(TASK STATEMENT): Images appear in the records below; leave them out and repeat everything else exactly.

(RECORD EXTRACTS):
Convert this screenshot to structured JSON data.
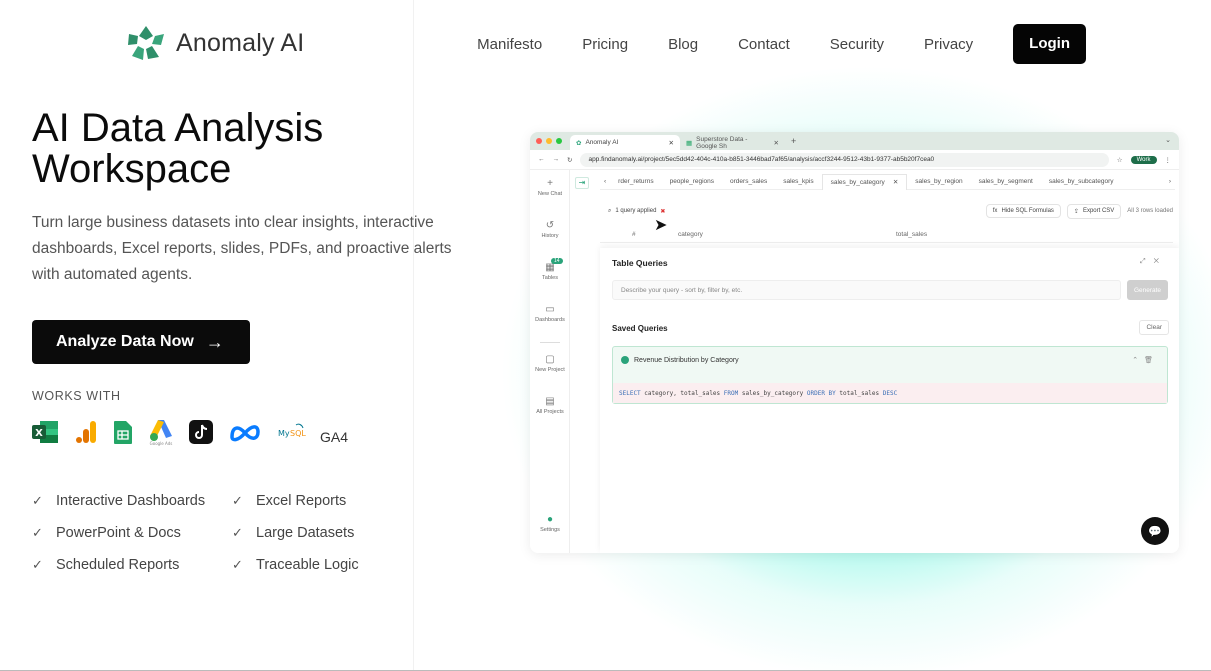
{
  "header": {
    "brand": "Anomaly AI",
    "nav": [
      "Manifesto",
      "Pricing",
      "Blog",
      "Contact",
      "Security",
      "Privacy"
    ],
    "login_label": "Login"
  },
  "hero": {
    "title": "AI Data Analysis Workspace",
    "subtitle": "Turn large business datasets into clear insights, interactive dashboards, Excel reports, slides, PDFs, and proactive alerts with automated agents.",
    "cta_label": "Analyze Data Now",
    "works_with_label": "WORKS WITH",
    "integrations": [
      "excel-icon",
      "google-analytics-icon",
      "google-sheets-icon",
      "google-ads-icon",
      "tiktok-icon",
      "meta-icon",
      "mysql-icon"
    ],
    "ga4_label": "GA4",
    "features": [
      "Interactive Dashboards",
      "Excel Reports",
      "PowerPoint & Docs",
      "Large Datasets",
      "Scheduled Reports",
      "Traceable Logic"
    ]
  },
  "mock": {
    "browser_tabs": [
      "Anomaly AI",
      "Superstore Data - Google Sh"
    ],
    "url": "app.findanomaly.ai/project/5ec5dd42-404c-410a-b851-3446bad7af65/analysis/accf3244-9512-43b1-9377-ab5b20f7cea0",
    "profile": "Work",
    "sidebar": [
      "New Chat",
      "History",
      "Tables",
      "Dashboards",
      "New Project",
      "All Projects",
      "Settings"
    ],
    "tables_badge": "14",
    "sheet_tabs": [
      "rder_returns",
      "people_regions",
      "orders_sales",
      "sales_kpis",
      "sales_by_category",
      "sales_by_region",
      "sales_by_segment",
      "sales_by_subcategory"
    ],
    "query_applied": "1 query applied",
    "hide_sql": "Hide SQL Formulas",
    "export_csv": "Export CSV",
    "rows_loaded": "All 3 rows loaded",
    "columns": [
      "#",
      "category",
      "total_sales"
    ],
    "modal_title": "Table Queries",
    "query_placeholder": "Describe your query - sort by, filter by, etc.",
    "generate_label": "Generate",
    "saved_title": "Saved Queries",
    "clear_label": "Clear",
    "saved_query_name": "Revenue Distribution by Category",
    "sql": {
      "k1": "SELECT",
      "p1": " category, total_sales ",
      "k2": "FROM",
      "p2": " sales_by_category ",
      "k3": "ORDER BY",
      "p3": " total_sales ",
      "k4": "DESC"
    }
  },
  "colors": {
    "accent": "#2aa37a",
    "glow": "#50f0d2",
    "dark": "#0b0b0b"
  }
}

(WORKED ANSWER):
Convert this screenshot to structured JSON data.
{
  "header": {
    "brand": "Anomaly AI",
    "nav": [
      "Manifesto",
      "Pricing",
      "Blog",
      "Contact",
      "Security",
      "Privacy"
    ],
    "login_label": "Login"
  },
  "hero": {
    "title": "AI Data Analysis Workspace",
    "subtitle": "Turn large business datasets into clear insights, interactive dashboards, Excel reports, slides, PDFs, and proactive alerts with automated agents.",
    "cta_label": "Analyze Data Now",
    "works_with_label": "WORKS WITH",
    "integrations": [
      "excel-icon",
      "google-analytics-icon",
      "google-sheets-icon",
      "google-ads-icon",
      "tiktok-icon",
      "meta-icon",
      "mysql-icon"
    ],
    "ga4_label": "GA4",
    "features": [
      "Interactive Dashboards",
      "Excel Reports",
      "PowerPoint & Docs",
      "Large Datasets",
      "Scheduled Reports",
      "Traceable Logic"
    ]
  },
  "mock": {
    "browser_tabs": [
      "Anomaly AI",
      "Superstore Data - Google Sh"
    ],
    "url": "app.findanomaly.ai/project/5ec5dd42-404c-410a-b851-3446bad7af65/analysis/accf3244-9512-43b1-9377-ab5b20f7cea0",
    "profile": "Work",
    "sidebar": [
      "New Chat",
      "History",
      "Tables",
      "Dashboards",
      "New Project",
      "All Projects",
      "Settings"
    ],
    "tables_badge": "14",
    "sheet_tabs": [
      "rder_returns",
      "people_regions",
      "orders_sales",
      "sales_kpis",
      "sales_by_category",
      "sales_by_region",
      "sales_by_segment",
      "sales_by_subcategory"
    ],
    "query_applied": "1 query applied",
    "hide_sql": "Hide SQL Formulas",
    "export_csv": "Export CSV",
    "rows_loaded": "All 3 rows loaded",
    "columns": [
      "#",
      "category",
      "total_sales"
    ],
    "modal_title": "Table Queries",
    "query_placeholder": "Describe your query - sort by, filter by, etc.",
    "generate_label": "Generate",
    "saved_title": "Saved Queries",
    "clear_label": "Clear",
    "saved_query_name": "Revenue Distribution by Category",
    "sql": {
      "k1": "SELECT",
      "p1": " category, total_sales ",
      "k2": "FROM",
      "p2": " sales_by_category ",
      "k3": "ORDER BY",
      "p3": " total_sales ",
      "k4": "DESC"
    }
  },
  "colors": {
    "accent": "#2aa37a",
    "glow": "#50f0d2",
    "dark": "#0b0b0b"
  }
}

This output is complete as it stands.